Collected data entries
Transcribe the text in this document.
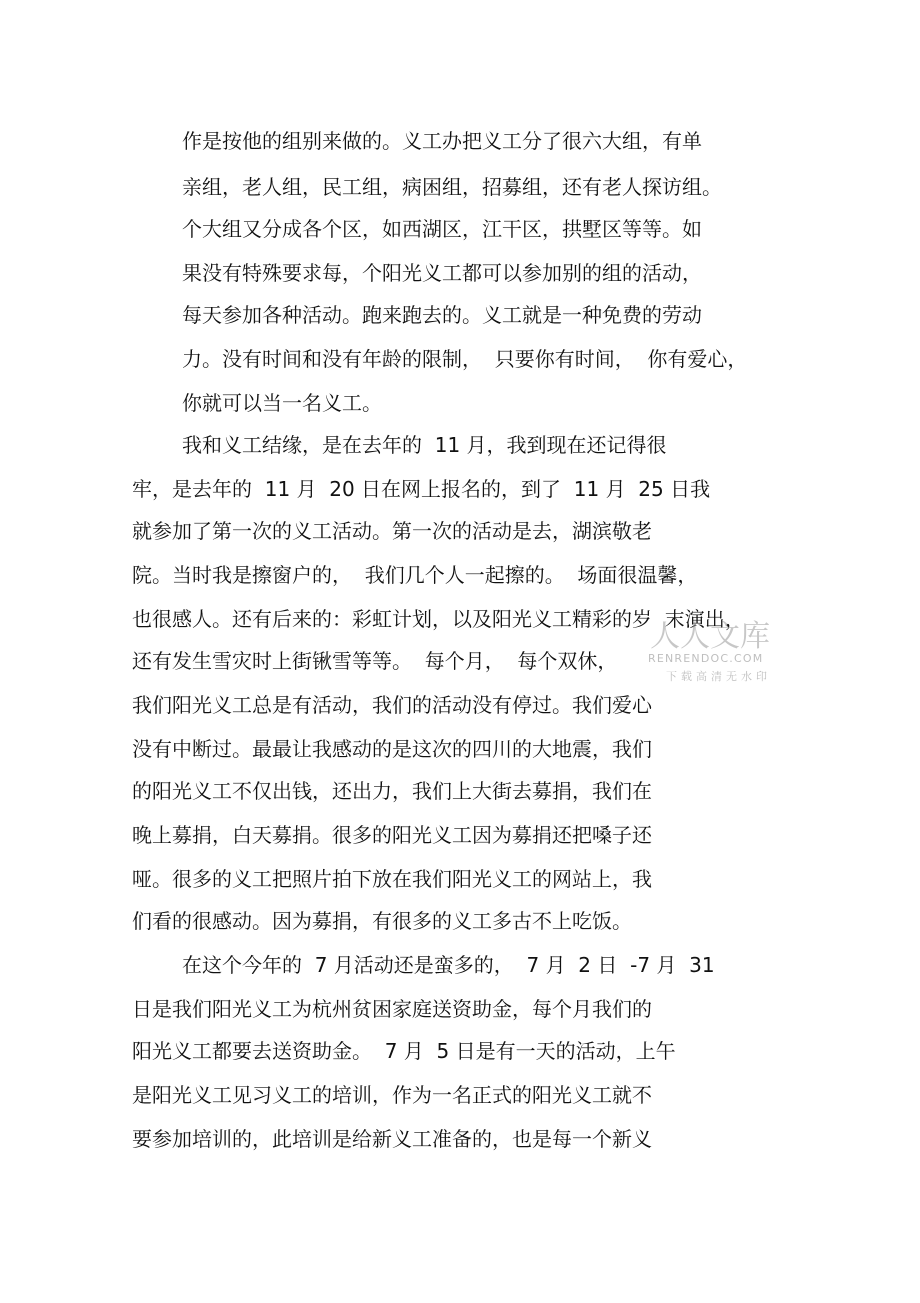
作是按他的组别来做的。义工办把义工分了很六大组，有单
亲组，老人组，民工组，病困组，招募组，还有老人探访组。
个大组又分成各个区，如西湖区，江干区，拱墅区等等。如
果没有特殊要求每，个阳光义工都可以参加别的组的活动，
每天参加各种活动。跑来跑去的。义工就是一种免费的劳动
力。没有时间和没有年龄的限制，  只要你有时间，  你有爱心，
你就可以当一名义工。
我和义工结缘，是在去年的  11 月，我到现在还记得很
牢，是去年的  11 月  20 日在网上报名的，到了  11 月  25 日我
就参加了第一次的义工活动。第一次的活动是去，湖滨敬老
院。当时我是擦窗户的，  我们几个人一起擦的。  场面很温馨，
也很感人。还有后来的：彩虹计划，以及阳光义工精彩的岁  末演出，
还有发生雪灾时上街锹雪等等。  每个月，  每个双休，
我们阳光义工总是有活动，我们的活动没有停过。我们爱心
没有中断过。最最让我感动的是这次的四川的大地震，我们
的阳光义工不仅出钱，还出力，我们上大街去募捐，我们在
晚上募捐，白天募捐。很多的阳光义工因为募捐还把嗓子还
哑。很多的义工把照片拍下放在我们阳光义工的网站上，我
们看的很感动。因为募捐，有很多的义工多古不上吃饭。
在这个今年的  7 月活动还是蛮多的，  7 月  2 日  -7 月  31
日是我们阳光义工为杭州贫困家庭送资助金，每个月我们的
阳光义工都要去送资助金。  7 月  5 日是有一天的活动，上午
是阳光义工见习义工的培训，作为一名正式的阳光义工就不
要参加培训的，此培训是给新义工准备的，也是每一个新义
人人文库
RENRENDOC.COM
下载高清无水印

TASK INSTRUCTIONS:
Each record above should come back exactly the same, only without its pictures.

RIGHT ANSWER:
Transcribe the text in this document.
作是按他的组别来做的。义工办把义工分了很六大组，有单
亲组，老人组，民工组，病困组，招募组，还有老人探访组。
个大组又分成各个区，如西湖区，江干区，拱墅区等等。如
果没有特殊要求每，个阳光义工都可以参加别的组的活动，
每天参加各种活动。跑来跑去的。义工就是一种免费的劳动
力。没有时间和没有年龄的限制，  只要你有时间，  你有爱心，
你就可以当一名义工。
我和义工结缘，是在去年的  11 月，我到现在还记得很
牢，是去年的  11 月  20 日在网上报名的，到了  11 月  25 日我
就参加了第一次的义工活动。第一次的活动是去，湖滨敬老
院。当时我是擦窗户的，  我们几个人一起擦的。  场面很温馨，
也很感人。还有后来的：彩虹计划，以及阳光义工精彩的岁  末演出，
还有发生雪灾时上街锹雪等等。  每个月，  每个双休，
我们阳光义工总是有活动，我们的活动没有停过。我们爱心
没有中断过。最最让我感动的是这次的四川的大地震，我们
的阳光义工不仅出钱，还出力，我们上大街去募捐，我们在
晚上募捐，白天募捐。很多的阳光义工因为募捐还把嗓子还
哑。很多的义工把照片拍下放在我们阳光义工的网站上，我
们看的很感动。因为募捐，有很多的义工多古不上吃饭。
在这个今年的  7 月活动还是蛮多的，  7 月  2 日  -7 月  31
日是我们阳光义工为杭州贫困家庭送资助金，每个月我们的
阳光义工都要去送资助金。  7 月  5 日是有一天的活动，上午
是阳光义工见习义工的培训，作为一名正式的阳光义工就不
要参加培训的，此培训是给新义工准备的，也是每一个新义
人人文库
RENRENDOC.COM
下载高清无水印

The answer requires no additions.